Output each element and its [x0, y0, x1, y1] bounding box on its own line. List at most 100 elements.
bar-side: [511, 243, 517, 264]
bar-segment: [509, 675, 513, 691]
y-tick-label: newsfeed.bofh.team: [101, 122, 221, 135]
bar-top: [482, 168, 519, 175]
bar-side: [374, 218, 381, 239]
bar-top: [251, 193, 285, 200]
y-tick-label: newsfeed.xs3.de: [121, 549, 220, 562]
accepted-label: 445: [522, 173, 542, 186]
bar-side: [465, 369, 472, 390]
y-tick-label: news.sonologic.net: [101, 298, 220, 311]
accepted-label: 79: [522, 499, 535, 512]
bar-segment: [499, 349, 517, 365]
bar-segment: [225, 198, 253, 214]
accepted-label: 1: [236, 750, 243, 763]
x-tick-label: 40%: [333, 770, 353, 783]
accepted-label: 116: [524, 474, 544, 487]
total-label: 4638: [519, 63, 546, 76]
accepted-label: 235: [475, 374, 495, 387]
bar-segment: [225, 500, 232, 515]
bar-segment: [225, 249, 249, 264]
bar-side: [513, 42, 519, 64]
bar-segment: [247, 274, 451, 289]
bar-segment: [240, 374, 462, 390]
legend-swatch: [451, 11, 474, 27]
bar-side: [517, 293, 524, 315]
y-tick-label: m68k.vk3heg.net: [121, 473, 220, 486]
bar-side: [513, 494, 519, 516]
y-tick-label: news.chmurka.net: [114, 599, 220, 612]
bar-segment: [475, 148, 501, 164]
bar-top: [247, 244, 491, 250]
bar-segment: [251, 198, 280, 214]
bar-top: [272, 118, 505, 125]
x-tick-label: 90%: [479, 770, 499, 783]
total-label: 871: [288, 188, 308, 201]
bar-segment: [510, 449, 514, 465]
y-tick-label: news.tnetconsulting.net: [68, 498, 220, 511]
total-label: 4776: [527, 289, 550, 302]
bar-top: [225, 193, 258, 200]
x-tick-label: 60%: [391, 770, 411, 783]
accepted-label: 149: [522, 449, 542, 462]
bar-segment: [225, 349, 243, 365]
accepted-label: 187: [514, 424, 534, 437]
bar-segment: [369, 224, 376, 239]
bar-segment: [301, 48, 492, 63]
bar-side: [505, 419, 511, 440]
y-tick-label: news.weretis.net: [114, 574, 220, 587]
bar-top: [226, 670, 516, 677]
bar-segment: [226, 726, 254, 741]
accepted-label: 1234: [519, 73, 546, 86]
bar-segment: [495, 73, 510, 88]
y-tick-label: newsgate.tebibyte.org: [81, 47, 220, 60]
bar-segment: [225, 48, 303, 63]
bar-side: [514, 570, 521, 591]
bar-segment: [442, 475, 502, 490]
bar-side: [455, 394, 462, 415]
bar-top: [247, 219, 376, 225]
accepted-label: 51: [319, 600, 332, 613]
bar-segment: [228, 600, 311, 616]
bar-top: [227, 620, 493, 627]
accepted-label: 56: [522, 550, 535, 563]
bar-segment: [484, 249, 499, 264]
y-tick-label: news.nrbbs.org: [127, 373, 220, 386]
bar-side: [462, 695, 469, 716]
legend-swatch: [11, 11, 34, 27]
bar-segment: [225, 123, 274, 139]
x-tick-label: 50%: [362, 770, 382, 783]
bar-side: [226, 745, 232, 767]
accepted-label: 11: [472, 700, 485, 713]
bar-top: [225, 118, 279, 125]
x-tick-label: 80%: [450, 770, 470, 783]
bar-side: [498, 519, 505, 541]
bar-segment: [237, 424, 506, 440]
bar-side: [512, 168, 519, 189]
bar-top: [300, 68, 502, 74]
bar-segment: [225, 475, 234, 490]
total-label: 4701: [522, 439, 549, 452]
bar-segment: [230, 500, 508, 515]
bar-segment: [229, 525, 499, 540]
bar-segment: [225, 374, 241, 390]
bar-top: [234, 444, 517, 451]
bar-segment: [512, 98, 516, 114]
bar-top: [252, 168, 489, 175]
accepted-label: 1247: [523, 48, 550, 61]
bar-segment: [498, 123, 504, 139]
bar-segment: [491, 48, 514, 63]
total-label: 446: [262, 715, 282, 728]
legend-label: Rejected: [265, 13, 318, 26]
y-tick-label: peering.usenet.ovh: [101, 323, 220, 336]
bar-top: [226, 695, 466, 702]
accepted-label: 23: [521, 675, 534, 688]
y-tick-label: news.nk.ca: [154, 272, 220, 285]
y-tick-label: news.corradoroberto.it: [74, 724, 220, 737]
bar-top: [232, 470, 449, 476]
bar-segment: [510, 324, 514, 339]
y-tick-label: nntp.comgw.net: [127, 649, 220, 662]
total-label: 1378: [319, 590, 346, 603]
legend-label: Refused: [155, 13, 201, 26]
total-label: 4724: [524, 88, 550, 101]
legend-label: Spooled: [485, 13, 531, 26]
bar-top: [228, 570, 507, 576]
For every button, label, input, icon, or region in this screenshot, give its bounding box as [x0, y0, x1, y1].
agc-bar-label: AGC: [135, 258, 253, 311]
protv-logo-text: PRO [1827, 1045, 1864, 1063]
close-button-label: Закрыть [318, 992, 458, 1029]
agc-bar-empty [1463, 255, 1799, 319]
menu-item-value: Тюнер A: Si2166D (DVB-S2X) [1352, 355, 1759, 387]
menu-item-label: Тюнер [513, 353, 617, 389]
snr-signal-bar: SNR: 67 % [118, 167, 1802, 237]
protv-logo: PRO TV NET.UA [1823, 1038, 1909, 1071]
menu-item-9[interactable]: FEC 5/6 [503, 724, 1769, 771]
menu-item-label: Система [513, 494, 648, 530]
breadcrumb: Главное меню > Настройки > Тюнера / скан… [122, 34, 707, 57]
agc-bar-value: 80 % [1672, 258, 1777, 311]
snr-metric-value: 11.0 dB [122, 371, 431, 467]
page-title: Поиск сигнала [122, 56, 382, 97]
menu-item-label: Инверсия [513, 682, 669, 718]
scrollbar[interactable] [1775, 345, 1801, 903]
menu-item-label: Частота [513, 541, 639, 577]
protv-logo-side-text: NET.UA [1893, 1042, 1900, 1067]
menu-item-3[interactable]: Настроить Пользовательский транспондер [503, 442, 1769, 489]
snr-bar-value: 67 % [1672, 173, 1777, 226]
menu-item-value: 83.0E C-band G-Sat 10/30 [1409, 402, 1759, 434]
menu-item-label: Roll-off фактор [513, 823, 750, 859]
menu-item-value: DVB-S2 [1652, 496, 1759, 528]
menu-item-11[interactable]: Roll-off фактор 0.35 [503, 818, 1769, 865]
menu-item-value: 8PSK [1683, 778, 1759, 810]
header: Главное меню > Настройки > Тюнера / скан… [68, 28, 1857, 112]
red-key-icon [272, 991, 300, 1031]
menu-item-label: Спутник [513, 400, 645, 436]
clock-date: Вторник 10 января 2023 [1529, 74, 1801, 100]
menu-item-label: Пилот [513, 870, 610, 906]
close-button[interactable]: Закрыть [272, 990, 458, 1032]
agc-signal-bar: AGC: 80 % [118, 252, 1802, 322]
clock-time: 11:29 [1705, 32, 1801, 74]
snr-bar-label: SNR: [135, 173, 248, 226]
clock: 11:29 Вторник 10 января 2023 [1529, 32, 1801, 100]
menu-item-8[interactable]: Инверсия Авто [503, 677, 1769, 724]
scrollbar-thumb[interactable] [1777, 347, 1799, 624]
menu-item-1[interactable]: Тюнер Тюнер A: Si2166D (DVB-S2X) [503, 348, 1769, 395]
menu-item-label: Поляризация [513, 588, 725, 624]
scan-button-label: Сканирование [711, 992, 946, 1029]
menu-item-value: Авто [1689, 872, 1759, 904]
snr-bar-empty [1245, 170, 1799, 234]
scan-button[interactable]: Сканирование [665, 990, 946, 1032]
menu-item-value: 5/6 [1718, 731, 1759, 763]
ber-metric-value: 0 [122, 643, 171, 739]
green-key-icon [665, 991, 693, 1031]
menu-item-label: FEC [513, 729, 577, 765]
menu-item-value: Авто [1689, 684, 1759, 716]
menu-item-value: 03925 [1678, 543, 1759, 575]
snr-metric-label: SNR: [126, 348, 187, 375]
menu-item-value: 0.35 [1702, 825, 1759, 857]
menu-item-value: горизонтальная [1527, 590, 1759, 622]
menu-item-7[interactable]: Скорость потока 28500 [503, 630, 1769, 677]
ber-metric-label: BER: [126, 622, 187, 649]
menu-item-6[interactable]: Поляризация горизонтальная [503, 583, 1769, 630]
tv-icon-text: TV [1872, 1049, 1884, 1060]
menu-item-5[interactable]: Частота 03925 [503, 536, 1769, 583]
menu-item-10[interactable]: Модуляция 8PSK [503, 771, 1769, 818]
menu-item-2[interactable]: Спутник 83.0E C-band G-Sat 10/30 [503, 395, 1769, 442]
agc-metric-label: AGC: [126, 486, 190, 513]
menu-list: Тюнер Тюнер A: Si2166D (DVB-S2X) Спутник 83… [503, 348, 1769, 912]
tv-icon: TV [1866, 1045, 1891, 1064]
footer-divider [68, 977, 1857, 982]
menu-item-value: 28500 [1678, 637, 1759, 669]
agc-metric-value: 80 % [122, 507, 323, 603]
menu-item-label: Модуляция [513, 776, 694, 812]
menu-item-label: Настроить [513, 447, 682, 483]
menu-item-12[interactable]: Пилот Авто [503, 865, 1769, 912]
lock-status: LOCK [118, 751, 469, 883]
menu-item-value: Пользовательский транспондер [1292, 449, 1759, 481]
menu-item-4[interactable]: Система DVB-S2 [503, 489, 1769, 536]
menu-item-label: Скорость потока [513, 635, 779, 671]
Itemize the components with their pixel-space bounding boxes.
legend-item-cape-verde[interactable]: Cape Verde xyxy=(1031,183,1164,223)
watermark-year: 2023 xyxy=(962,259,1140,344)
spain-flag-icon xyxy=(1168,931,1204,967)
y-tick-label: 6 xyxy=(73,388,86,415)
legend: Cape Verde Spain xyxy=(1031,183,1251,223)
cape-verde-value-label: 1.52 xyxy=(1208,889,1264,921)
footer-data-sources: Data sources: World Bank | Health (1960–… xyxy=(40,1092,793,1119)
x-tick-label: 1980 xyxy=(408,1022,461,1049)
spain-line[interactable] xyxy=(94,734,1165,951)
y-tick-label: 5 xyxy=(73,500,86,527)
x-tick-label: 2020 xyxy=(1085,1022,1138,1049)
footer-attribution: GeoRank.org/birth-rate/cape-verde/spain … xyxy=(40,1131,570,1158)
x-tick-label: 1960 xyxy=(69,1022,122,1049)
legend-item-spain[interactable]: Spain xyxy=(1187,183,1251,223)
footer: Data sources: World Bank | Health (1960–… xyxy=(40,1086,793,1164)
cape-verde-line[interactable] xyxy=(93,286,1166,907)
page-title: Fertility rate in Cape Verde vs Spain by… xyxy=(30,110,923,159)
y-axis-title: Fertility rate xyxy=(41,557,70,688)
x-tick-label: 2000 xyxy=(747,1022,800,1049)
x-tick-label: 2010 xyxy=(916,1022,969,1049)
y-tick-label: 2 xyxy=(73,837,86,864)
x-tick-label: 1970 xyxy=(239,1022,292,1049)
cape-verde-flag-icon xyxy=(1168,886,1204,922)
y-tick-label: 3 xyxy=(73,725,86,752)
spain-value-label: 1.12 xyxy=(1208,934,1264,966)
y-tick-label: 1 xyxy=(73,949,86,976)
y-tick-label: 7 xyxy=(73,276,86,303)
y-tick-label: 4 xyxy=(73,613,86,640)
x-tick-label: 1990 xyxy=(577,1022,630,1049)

----------

- [WRITTEN EXERCISE]
Retype everything from the first line of the lines above down to the line containing "y-tick-label: newsfeed.xs3.de: [121, 549, 220, 562]", both included, exactly as it appears.

- [RESULT OF THIS TASK]
Output each element and its [x0, y0, x1, y1] bounding box on its own line. List at most 100 elements.
bar-side: [511, 243, 517, 264]
bar-segment: [509, 675, 513, 691]
y-tick-label: newsfeed.bofh.team: [101, 122, 221, 135]
bar-top: [482, 168, 519, 175]
bar-side: [374, 218, 381, 239]
bar-top: [251, 193, 285, 200]
y-tick-label: newsfeed.xs3.de: [121, 549, 220, 562]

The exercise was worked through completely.